* Data for the task:
☆ ☆ ☆ ☆ ☆
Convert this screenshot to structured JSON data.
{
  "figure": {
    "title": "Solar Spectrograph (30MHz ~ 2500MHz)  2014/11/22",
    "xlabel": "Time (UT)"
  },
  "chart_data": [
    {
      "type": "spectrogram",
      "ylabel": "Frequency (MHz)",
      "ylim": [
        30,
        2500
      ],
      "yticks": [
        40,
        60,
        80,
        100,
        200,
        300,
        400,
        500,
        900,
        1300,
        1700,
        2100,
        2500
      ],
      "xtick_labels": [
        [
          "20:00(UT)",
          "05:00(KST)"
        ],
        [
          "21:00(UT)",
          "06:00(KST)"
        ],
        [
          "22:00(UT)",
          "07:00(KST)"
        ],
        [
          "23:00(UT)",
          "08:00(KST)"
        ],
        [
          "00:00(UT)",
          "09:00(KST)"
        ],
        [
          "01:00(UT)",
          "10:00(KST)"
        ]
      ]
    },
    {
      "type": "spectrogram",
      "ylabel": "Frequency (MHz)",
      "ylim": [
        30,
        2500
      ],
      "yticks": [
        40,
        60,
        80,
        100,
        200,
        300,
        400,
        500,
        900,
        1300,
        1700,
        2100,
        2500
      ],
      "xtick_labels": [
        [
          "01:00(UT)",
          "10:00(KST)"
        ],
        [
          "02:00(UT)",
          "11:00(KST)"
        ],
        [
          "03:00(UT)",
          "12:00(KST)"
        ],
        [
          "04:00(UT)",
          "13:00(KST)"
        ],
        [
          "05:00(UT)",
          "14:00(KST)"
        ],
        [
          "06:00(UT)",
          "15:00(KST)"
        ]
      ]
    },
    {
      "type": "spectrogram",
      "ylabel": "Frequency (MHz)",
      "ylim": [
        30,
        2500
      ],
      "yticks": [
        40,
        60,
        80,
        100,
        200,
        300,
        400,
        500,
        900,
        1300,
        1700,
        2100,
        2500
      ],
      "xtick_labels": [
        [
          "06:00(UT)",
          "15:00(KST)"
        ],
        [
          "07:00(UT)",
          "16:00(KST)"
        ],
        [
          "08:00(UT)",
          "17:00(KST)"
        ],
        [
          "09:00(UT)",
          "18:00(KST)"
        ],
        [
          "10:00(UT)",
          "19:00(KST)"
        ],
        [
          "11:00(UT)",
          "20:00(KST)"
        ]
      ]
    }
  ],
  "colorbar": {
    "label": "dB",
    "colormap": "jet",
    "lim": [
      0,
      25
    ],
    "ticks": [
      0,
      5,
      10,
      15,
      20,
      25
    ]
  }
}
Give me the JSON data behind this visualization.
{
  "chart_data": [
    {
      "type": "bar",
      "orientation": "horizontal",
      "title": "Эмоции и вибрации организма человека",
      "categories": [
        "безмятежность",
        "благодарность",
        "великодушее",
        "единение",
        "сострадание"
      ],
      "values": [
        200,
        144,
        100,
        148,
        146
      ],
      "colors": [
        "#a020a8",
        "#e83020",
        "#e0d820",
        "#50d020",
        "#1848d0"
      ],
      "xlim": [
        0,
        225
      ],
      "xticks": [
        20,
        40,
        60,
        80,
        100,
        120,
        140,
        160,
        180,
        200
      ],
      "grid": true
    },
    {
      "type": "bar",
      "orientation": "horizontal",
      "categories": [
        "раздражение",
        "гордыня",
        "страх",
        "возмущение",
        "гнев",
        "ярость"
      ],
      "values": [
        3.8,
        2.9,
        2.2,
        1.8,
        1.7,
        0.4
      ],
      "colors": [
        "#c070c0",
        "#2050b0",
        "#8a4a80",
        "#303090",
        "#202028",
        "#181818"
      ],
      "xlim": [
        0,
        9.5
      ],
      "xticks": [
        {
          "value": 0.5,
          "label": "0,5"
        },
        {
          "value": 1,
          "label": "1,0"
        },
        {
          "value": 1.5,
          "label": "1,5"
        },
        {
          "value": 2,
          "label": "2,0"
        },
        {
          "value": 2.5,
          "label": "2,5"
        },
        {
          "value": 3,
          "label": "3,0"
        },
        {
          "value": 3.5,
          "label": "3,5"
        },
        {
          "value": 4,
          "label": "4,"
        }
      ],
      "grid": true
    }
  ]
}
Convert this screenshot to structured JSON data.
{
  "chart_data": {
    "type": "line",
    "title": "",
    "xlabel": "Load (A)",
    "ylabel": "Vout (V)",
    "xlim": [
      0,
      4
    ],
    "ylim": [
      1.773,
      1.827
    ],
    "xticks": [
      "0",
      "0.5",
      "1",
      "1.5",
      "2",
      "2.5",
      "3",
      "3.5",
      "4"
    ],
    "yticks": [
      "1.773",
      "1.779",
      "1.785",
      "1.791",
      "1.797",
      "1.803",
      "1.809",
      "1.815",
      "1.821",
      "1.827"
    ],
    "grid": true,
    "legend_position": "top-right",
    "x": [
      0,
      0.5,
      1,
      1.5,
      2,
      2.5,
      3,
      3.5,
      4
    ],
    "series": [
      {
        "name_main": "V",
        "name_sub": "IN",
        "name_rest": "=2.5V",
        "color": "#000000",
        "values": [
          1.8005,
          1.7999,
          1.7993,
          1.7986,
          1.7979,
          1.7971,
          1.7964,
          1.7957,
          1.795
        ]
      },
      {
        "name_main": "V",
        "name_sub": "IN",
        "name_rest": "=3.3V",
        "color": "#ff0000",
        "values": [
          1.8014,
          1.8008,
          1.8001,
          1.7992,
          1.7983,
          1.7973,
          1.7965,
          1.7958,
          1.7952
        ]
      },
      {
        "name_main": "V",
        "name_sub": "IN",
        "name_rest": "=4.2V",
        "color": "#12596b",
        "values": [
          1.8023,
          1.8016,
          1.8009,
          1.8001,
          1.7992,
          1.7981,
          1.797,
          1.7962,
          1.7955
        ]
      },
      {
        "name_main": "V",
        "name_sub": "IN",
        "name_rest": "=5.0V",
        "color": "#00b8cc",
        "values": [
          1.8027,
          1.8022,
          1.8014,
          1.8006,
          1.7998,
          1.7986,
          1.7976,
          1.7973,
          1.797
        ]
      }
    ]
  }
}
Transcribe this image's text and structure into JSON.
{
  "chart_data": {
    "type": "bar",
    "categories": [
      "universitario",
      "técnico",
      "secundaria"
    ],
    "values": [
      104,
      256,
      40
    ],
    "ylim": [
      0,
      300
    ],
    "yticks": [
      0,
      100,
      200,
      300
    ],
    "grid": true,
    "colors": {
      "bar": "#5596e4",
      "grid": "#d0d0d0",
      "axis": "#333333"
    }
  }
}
☆ ☆ ☆ ☆ ☆
In the records above, find each line that holds the word "title"; copy all such lines.

    "title": "Solar Spectrograph (30MHz ~ 2500MHz)  2014/11/22",
      "title": "Эмоции и вибрации организма человека",
    "title": "",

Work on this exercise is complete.